[start of Dataset excerpts]

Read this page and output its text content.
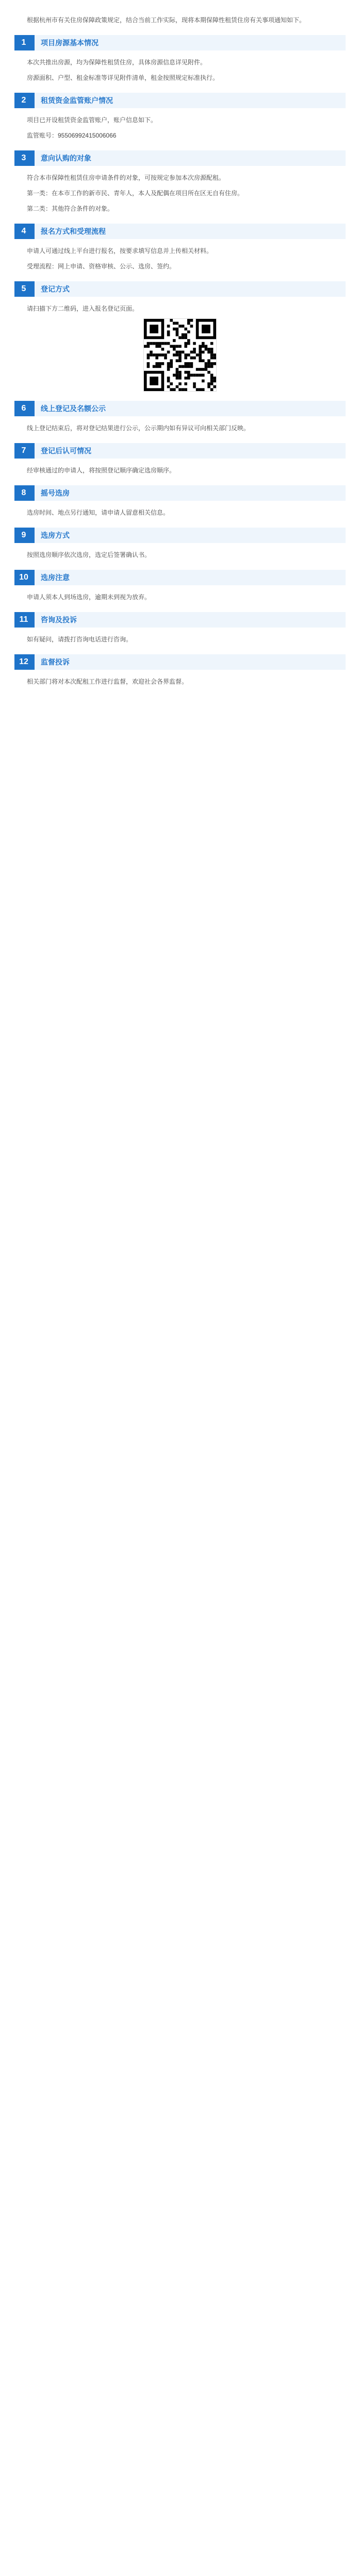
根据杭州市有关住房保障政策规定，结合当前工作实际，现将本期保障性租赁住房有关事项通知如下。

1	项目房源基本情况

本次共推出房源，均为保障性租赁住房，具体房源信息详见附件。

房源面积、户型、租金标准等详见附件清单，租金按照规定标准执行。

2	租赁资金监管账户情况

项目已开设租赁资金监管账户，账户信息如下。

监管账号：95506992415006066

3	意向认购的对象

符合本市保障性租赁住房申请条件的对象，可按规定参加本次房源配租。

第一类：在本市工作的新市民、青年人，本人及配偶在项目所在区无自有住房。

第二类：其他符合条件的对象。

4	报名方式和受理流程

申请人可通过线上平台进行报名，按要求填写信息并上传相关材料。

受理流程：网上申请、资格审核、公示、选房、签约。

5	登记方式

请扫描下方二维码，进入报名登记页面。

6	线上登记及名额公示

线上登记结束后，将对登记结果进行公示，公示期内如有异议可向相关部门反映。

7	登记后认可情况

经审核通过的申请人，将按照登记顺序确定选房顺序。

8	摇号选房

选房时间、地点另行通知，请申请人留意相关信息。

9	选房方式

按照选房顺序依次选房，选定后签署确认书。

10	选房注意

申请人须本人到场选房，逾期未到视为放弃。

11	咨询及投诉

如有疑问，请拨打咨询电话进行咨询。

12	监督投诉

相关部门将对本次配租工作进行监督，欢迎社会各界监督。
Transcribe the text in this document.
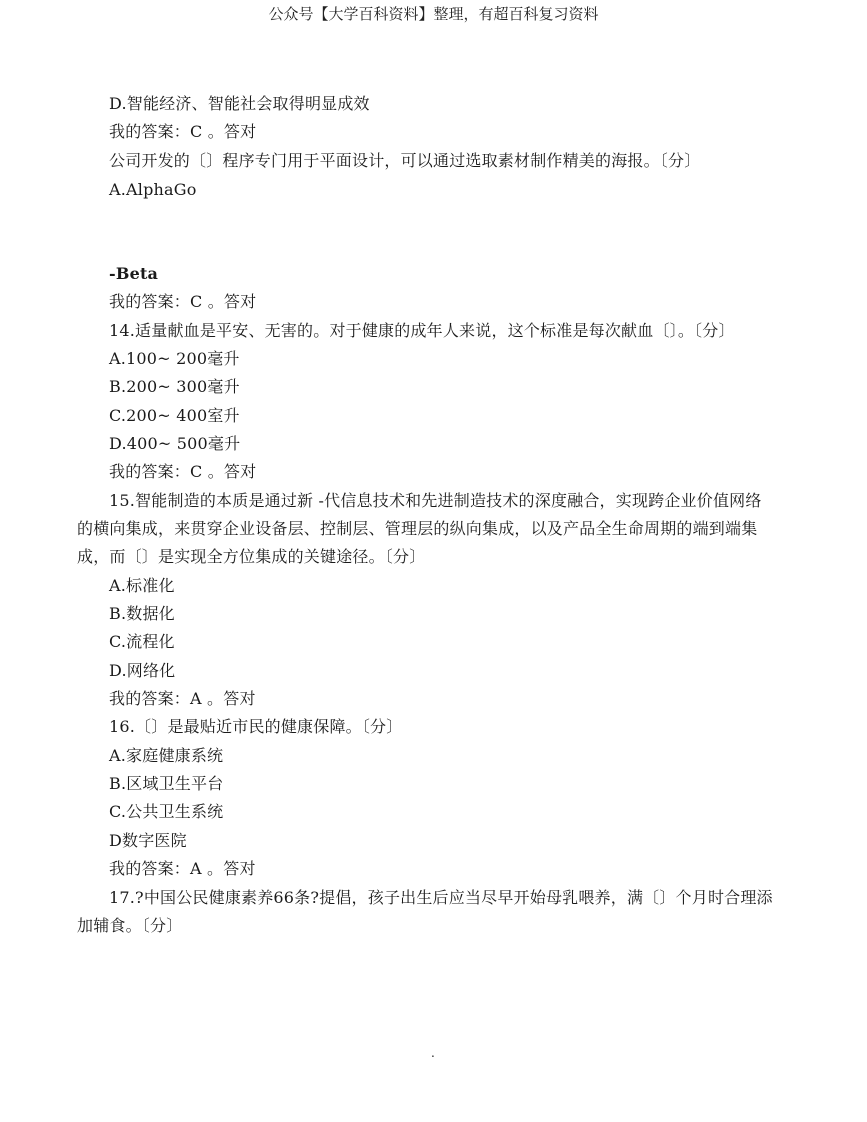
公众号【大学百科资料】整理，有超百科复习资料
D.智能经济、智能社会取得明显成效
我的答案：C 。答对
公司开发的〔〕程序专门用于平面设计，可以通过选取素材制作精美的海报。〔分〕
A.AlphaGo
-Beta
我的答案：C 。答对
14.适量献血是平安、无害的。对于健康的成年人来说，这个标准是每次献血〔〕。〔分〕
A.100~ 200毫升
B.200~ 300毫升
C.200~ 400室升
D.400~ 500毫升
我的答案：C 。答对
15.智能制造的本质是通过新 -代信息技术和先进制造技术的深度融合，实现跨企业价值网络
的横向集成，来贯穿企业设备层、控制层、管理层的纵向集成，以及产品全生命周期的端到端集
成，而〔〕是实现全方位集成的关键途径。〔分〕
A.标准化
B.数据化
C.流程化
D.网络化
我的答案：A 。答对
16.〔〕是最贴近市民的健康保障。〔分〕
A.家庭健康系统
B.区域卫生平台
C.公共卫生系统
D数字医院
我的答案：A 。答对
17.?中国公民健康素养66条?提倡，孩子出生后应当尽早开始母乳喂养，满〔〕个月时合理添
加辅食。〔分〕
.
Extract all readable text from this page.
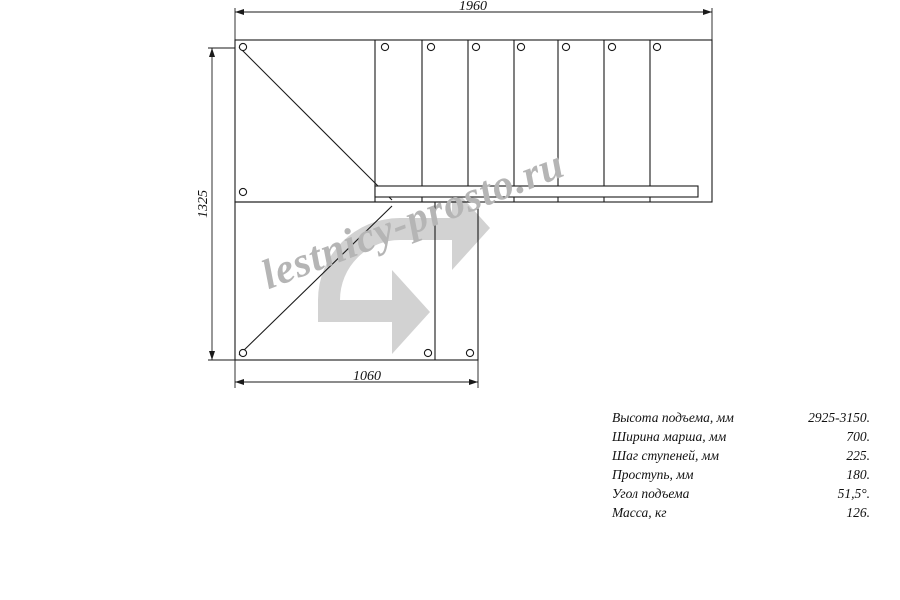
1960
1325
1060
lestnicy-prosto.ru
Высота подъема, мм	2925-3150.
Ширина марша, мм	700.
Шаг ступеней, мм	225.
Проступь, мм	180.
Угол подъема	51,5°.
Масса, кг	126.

[end of Dataset excerpts]
[start of Dataset excerpts]

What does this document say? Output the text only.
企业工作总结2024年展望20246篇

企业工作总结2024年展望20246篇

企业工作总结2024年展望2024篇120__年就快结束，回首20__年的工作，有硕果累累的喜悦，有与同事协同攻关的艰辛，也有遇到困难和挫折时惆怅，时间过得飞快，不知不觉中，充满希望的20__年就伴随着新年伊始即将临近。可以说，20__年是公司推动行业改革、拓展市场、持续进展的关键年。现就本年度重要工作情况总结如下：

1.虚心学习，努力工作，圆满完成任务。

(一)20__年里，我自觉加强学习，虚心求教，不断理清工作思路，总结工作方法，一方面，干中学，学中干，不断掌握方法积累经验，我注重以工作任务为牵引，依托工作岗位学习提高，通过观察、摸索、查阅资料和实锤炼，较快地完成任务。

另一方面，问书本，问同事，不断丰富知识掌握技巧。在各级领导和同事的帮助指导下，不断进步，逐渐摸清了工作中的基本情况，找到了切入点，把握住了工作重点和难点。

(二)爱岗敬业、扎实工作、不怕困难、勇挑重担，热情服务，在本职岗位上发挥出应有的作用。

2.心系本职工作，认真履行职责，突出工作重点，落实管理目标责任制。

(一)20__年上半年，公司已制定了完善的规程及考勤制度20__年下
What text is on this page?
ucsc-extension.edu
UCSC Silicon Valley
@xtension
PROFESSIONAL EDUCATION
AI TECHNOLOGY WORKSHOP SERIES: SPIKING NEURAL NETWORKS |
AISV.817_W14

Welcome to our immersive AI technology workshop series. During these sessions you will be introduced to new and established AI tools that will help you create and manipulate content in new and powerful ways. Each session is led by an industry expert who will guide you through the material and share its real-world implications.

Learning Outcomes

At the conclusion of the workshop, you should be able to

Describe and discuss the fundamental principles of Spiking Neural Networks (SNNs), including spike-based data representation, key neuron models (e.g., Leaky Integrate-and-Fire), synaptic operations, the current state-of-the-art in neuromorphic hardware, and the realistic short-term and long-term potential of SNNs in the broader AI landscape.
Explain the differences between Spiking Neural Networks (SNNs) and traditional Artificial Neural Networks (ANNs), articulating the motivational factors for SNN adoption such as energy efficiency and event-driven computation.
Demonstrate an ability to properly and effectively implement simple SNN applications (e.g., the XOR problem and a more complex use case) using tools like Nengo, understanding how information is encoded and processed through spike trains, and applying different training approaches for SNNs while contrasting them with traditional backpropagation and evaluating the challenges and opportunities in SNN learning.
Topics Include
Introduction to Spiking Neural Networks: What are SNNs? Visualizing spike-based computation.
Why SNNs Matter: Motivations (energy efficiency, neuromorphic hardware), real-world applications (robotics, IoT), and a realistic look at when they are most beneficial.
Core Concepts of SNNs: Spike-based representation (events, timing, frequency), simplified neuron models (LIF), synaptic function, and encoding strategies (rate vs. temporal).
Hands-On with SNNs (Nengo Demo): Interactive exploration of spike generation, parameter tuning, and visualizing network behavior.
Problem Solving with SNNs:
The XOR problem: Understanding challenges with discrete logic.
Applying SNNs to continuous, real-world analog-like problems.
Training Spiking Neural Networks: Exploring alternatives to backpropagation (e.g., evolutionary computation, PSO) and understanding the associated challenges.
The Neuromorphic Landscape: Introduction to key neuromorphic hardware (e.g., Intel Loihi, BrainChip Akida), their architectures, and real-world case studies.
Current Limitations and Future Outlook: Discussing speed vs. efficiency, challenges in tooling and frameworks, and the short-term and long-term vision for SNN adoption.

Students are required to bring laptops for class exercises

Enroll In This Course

[end of Dataset excerpts]

## Task statement
Only the number is wanted: count the lines of the records that hold the word "text".

## Completed exercise
5